### STATED GOAL
Report how many lines in the records hold the string "name"; give the number and nothing else.

(Items from a figure collection)

- - - -

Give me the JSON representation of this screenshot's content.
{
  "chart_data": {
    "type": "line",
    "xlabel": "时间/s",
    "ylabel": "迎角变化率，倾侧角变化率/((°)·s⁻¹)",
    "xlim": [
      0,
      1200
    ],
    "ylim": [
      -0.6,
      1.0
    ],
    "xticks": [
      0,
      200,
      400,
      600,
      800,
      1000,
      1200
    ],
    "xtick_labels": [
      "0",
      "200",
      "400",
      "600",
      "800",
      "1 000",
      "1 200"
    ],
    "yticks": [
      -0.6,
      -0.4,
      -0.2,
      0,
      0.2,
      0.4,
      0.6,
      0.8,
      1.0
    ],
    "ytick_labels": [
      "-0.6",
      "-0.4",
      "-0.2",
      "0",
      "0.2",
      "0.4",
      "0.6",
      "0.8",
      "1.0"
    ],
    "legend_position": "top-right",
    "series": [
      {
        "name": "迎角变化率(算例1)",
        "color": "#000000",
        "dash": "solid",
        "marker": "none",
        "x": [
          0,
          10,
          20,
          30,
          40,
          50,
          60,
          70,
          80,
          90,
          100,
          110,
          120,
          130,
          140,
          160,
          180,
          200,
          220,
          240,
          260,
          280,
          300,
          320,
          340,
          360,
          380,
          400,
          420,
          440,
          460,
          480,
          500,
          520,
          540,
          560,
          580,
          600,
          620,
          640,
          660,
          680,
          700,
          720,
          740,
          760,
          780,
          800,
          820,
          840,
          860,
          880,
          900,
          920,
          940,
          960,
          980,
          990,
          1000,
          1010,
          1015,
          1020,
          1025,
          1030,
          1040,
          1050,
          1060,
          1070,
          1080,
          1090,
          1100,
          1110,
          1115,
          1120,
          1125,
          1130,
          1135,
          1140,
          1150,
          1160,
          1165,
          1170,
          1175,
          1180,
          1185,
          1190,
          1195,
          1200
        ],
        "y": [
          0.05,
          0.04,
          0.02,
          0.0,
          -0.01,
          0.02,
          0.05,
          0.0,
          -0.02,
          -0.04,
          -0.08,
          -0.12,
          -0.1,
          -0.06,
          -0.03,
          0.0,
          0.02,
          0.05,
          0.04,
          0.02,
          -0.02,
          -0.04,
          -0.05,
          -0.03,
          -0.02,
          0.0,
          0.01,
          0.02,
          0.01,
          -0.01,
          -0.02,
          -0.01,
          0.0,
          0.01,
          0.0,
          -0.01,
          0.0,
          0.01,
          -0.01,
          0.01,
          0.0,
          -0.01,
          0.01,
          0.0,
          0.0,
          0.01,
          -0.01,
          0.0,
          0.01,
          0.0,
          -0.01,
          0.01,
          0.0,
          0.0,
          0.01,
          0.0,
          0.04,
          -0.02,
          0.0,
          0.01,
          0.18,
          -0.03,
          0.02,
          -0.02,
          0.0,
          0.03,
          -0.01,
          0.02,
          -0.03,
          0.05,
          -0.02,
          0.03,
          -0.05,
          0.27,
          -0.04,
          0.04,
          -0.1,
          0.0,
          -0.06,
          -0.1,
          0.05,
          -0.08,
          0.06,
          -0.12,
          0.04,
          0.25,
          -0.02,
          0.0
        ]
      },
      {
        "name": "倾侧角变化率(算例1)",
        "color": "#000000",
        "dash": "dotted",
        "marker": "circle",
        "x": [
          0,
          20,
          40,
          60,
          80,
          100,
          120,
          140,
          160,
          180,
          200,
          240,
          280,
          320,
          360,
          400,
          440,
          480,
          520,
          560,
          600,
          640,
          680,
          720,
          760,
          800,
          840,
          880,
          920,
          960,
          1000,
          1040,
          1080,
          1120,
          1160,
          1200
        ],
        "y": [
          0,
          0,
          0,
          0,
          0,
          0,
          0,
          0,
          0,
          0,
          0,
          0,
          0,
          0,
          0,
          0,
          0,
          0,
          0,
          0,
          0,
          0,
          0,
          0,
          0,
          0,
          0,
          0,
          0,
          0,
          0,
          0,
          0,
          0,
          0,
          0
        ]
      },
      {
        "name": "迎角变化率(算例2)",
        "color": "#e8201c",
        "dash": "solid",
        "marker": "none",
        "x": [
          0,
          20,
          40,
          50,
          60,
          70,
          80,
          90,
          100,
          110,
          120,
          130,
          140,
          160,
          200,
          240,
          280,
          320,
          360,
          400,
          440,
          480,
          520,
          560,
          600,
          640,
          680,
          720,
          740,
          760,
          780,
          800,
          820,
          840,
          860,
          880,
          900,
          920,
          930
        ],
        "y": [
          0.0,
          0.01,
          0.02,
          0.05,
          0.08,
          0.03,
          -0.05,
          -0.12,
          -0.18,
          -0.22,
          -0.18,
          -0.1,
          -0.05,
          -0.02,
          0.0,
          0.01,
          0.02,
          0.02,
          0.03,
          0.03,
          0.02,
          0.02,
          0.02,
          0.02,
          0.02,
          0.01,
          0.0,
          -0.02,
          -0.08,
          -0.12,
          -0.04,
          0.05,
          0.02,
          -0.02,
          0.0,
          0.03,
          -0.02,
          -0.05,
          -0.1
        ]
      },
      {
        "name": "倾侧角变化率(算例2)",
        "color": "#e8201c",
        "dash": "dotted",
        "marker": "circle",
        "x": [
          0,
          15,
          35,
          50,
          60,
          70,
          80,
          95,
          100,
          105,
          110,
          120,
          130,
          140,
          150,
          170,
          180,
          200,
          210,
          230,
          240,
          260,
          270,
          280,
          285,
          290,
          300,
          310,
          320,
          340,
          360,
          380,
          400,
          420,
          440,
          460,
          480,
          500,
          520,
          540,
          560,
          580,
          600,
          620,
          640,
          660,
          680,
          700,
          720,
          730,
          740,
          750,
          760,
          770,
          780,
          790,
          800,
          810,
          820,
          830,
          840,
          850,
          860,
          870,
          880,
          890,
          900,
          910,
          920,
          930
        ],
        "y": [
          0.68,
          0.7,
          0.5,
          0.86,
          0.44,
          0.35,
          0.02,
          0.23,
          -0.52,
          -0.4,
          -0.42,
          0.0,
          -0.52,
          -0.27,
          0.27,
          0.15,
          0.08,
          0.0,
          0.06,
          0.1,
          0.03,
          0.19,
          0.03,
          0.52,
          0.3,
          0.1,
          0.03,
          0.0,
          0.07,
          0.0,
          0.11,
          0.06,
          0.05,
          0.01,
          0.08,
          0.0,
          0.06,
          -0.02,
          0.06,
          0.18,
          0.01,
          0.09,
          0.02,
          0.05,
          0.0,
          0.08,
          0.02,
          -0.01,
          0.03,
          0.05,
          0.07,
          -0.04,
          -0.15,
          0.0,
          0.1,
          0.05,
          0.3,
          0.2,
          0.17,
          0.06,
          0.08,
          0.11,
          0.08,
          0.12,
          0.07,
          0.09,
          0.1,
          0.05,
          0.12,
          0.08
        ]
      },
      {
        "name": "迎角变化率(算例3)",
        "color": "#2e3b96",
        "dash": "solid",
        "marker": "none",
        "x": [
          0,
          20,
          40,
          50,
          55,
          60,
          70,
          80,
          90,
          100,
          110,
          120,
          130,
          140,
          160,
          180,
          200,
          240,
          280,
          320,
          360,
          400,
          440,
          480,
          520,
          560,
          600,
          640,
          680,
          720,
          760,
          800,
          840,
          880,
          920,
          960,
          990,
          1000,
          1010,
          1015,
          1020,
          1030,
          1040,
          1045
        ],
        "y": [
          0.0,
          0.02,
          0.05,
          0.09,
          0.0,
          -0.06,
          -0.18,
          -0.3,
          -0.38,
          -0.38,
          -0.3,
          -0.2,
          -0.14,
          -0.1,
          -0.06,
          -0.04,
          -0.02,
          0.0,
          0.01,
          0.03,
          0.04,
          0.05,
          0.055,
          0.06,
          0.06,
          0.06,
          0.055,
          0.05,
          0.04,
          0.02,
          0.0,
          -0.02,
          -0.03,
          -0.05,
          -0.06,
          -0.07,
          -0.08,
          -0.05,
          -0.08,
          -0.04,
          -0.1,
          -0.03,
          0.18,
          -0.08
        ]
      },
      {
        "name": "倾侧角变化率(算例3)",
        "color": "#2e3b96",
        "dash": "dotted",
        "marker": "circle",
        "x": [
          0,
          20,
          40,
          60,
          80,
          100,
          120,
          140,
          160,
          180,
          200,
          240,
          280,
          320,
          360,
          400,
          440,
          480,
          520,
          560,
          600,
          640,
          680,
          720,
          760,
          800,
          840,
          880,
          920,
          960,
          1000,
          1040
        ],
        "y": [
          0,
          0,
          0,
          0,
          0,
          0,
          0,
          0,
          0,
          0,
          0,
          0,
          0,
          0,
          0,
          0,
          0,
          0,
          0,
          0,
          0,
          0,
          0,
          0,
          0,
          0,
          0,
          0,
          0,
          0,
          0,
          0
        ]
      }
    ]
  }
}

- - - -

### TASK SOLUTION
6